What needs to be done ▸ Leaving the pictures aside, transcribe every line below exactly.

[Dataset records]
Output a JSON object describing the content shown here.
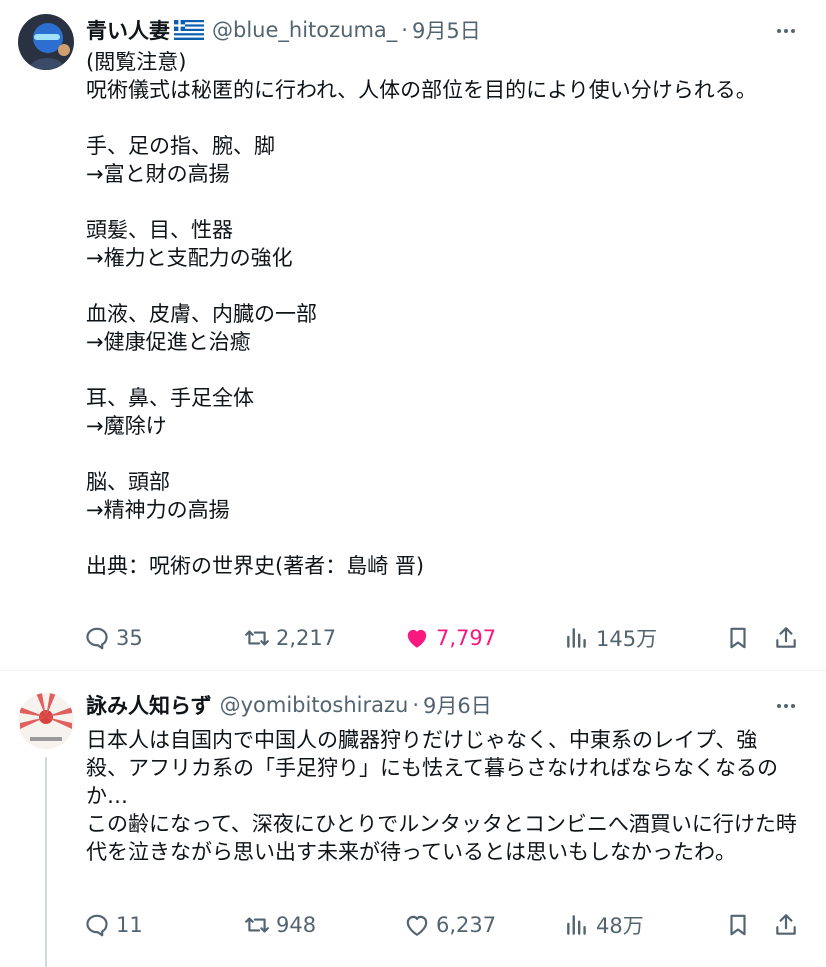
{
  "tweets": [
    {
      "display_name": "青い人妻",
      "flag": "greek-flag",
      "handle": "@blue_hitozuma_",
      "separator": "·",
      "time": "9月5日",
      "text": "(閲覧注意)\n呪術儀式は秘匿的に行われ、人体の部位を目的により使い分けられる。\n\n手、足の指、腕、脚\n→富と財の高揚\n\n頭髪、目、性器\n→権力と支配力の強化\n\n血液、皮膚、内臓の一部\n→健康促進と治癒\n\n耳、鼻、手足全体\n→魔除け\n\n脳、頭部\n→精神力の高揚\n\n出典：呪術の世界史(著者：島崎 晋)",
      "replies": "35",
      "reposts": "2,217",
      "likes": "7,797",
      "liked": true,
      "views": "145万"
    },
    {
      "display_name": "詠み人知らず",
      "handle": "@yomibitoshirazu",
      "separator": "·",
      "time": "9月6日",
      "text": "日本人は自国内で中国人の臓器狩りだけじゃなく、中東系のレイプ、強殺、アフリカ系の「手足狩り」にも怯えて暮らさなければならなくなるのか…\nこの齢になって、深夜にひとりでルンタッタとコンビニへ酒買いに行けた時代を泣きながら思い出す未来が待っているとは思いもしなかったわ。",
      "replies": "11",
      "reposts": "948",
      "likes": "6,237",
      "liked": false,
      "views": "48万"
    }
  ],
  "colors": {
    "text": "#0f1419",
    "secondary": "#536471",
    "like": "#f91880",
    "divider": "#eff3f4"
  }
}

Written response ▸
Output a JSON object describing the content shown here.
{
  "tweets": [
    {
      "display_name": "青い人妻",
      "flag": "greek-flag",
      "handle": "@blue_hitozuma_",
      "separator": "·",
      "time": "9月5日",
      "text": "(閲覧注意)\n呪術儀式は秘匿的に行われ、人体の部位を目的により使い分けられる。\n\n手、足の指、腕、脚\n→富と財の高揚\n\n頭髪、目、性器\n→権力と支配力の強化\n\n血液、皮膚、内臓の一部\n→健康促進と治癒\n\n耳、鼻、手足全体\n→魔除け\n\n脳、頭部\n→精神力の高揚\n\n出典：呪術の世界史(著者：島崎 晋)",
      "replies": "35",
      "reposts": "2,217",
      "likes": "7,797",
      "liked": true,
      "views": "145万"
    },
    {
      "display_name": "詠み人知らず",
      "handle": "@yomibitoshirazu",
      "separator": "·",
      "time": "9月6日",
      "text": "日本人は自国内で中国人の臓器狩りだけじゃなく、中東系のレイプ、強殺、アフリカ系の「手足狩り」にも怯えて暮らさなければならなくなるのか…\nこの齢になって、深夜にひとりでルンタッタとコンビニへ酒買いに行けた時代を泣きながら思い出す未来が待っているとは思いもしなかったわ。",
      "replies": "11",
      "reposts": "948",
      "likes": "6,237",
      "liked": false,
      "views": "48万"
    }
  ],
  "colors": {
    "text": "#0f1419",
    "secondary": "#536471",
    "like": "#f91880",
    "divider": "#eff3f4"
  }
}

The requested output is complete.